WHAT YOU NEED TO DO: Return the records that follow, matching each one exactly.

SUPPLIED RECORDS:
● ● ● ● ● ● ●
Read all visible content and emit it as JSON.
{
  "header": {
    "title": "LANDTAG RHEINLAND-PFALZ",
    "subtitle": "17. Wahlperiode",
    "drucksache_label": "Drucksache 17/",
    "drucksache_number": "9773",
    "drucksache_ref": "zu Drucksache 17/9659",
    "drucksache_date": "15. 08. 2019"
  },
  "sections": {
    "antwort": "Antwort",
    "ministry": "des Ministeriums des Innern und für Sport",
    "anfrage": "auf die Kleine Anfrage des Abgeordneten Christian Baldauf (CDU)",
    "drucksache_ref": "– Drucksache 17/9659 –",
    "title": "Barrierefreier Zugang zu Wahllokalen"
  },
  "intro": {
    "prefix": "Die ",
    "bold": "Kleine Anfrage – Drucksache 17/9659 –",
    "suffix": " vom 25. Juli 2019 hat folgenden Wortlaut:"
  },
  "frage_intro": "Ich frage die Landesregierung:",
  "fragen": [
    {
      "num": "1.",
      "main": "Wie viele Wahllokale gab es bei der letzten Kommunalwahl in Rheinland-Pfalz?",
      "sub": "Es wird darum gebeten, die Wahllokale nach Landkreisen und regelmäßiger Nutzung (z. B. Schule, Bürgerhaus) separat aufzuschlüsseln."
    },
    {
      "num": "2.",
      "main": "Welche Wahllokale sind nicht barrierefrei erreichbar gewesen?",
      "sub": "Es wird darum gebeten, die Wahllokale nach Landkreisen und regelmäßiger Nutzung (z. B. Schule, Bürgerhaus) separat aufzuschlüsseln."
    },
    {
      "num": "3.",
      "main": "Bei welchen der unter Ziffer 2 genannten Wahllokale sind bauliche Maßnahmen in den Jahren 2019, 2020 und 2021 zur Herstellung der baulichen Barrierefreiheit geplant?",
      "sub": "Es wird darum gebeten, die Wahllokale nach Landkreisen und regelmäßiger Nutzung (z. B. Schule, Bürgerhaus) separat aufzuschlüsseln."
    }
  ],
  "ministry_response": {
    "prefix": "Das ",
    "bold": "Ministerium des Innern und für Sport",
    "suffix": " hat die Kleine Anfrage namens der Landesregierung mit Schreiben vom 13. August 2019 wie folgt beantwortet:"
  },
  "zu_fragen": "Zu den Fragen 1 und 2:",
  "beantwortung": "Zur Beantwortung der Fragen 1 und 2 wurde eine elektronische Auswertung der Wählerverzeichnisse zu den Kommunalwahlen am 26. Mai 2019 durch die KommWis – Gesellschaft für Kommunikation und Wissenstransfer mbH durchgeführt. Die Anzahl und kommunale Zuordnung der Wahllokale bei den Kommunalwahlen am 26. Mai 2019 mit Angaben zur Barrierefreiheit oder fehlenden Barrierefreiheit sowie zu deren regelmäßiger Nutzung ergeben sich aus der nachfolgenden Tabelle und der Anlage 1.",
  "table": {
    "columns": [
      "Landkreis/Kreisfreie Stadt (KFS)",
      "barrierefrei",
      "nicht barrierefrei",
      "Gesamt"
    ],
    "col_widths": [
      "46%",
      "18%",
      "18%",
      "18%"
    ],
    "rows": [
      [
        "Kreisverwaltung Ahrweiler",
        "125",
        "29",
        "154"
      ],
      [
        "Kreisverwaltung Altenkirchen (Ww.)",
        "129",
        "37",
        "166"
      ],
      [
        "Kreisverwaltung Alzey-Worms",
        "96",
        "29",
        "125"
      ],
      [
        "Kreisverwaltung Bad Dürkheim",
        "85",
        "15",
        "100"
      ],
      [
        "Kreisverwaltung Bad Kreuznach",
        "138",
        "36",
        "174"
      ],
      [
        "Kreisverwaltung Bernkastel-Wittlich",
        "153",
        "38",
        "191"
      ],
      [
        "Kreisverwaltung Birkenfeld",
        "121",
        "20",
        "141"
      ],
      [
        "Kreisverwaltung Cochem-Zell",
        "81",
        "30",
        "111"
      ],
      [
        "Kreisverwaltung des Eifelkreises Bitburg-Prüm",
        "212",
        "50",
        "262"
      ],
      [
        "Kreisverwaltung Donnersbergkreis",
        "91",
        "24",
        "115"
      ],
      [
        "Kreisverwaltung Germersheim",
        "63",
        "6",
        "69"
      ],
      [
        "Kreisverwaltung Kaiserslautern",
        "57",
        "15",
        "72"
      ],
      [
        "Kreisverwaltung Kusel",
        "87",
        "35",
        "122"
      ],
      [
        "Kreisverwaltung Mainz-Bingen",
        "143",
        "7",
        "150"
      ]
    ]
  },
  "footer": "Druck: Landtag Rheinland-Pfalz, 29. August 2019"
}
● ● ● ● ● ● ●
EXERCISE RESULT:
Read all visible content and emit it as JSON.
{
  "header": {
    "title": "LANDTAG RHEINLAND-PFALZ",
    "subtitle": "17. Wahlperiode",
    "drucksache_label": "Drucksache 17/",
    "drucksache_number": "9773",
    "drucksache_ref": "zu Drucksache 17/9659",
    "drucksache_date": "15. 08. 2019"
  },
  "sections": {
    "antwort": "Antwort",
    "ministry": "des Ministeriums des Innern und für Sport",
    "anfrage": "auf die Kleine Anfrage des Abgeordneten Christian Baldauf (CDU)",
    "drucksache_ref": "– Drucksache 17/9659 –",
    "title": "Barrierefreier Zugang zu Wahllokalen"
  },
  "intro": {
    "prefix": "Die ",
    "bold": "Kleine Anfrage – Drucksache 17/9659 –",
    "suffix": " vom 25. Juli 2019 hat folgenden Wortlaut:"
  },
  "frage_intro": "Ich frage die Landesregierung:",
  "fragen": [
    {
      "num": "1.",
      "main": "Wie viele Wahllokale gab es bei der letzten Kommunalwahl in Rheinland-Pfalz?",
      "sub": "Es wird darum gebeten, die Wahllokale nach Landkreisen und regelmäßiger Nutzung (z. B. Schule, Bürgerhaus) separat aufzuschlüsseln."
    },
    {
      "num": "2.",
      "main": "Welche Wahllokale sind nicht barrierefrei erreichbar gewesen?",
      "sub": "Es wird darum gebeten, die Wahllokale nach Landkreisen und regelmäßiger Nutzung (z. B. Schule, Bürgerhaus) separat aufzuschlüsseln."
    },
    {
      "num": "3.",
      "main": "Bei welchen der unter Ziffer 2 genannten Wahllokale sind bauliche Maßnahmen in den Jahren 2019, 2020 und 2021 zur Herstellung der baulichen Barrierefreiheit geplant?",
      "sub": "Es wird darum gebeten, die Wahllokale nach Landkreisen und regelmäßiger Nutzung (z. B. Schule, Bürgerhaus) separat aufzuschlüsseln."
    }
  ],
  "ministry_response": {
    "prefix": "Das ",
    "bold": "Ministerium des Innern und für Sport",
    "suffix": " hat die Kleine Anfrage namens der Landesregierung mit Schreiben vom 13. August 2019 wie folgt beantwortet:"
  },
  "zu_fragen": "Zu den Fragen 1 und 2:",
  "beantwortung": "Zur Beantwortung der Fragen 1 und 2 wurde eine elektronische Auswertung der Wählerverzeichnisse zu den Kommunalwahlen am 26. Mai 2019 durch die KommWis – Gesellschaft für Kommunikation und Wissenstransfer mbH durchgeführt. Die Anzahl und kommunale Zuordnung der Wahllokale bei den Kommunalwahlen am 26. Mai 2019 mit Angaben zur Barrierefreiheit oder fehlenden Barrierefreiheit sowie zu deren regelmäßiger Nutzung ergeben sich aus der nachfolgenden Tabelle und der Anlage 1.",
  "table": {
    "columns": [
      "Landkreis/Kreisfreie Stadt (KFS)",
      "barrierefrei",
      "nicht barrierefrei",
      "Gesamt"
    ],
    "col_widths": [
      "46%",
      "18%",
      "18%",
      "18%"
    ],
    "rows": [
      [
        "Kreisverwaltung Ahrweiler",
        "125",
        "29",
        "154"
      ],
      [
        "Kreisverwaltung Altenkirchen (Ww.)",
        "129",
        "37",
        "166"
      ],
      [
        "Kreisverwaltung Alzey-Worms",
        "96",
        "29",
        "125"
      ],
      [
        "Kreisverwaltung Bad Dürkheim",
        "85",
        "15",
        "100"
      ],
      [
        "Kreisverwaltung Bad Kreuznach",
        "138",
        "36",
        "174"
      ],
      [
        "Kreisverwaltung Bernkastel-Wittlich",
        "153",
        "38",
        "191"
      ],
      [
        "Kreisverwaltung Birkenfeld",
        "121",
        "20",
        "141"
      ],
      [
        "Kreisverwaltung Cochem-Zell",
        "81",
        "30",
        "111"
      ],
      [
        "Kreisverwaltung des Eifelkreises Bitburg-Prüm",
        "212",
        "50",
        "262"
      ],
      [
        "Kreisverwaltung Donnersbergkreis",
        "91",
        "24",
        "115"
      ],
      [
        "Kreisverwaltung Germersheim",
        "63",
        "6",
        "69"
      ],
      [
        "Kreisverwaltung Kaiserslautern",
        "57",
        "15",
        "72"
      ],
      [
        "Kreisverwaltung Kusel",
        "87",
        "35",
        "122"
      ],
      [
        "Kreisverwaltung Mainz-Bingen",
        "143",
        "7",
        "150"
      ]
    ]
  },
  "footer": "Druck: Landtag Rheinland-Pfalz, 29. August 2019"
}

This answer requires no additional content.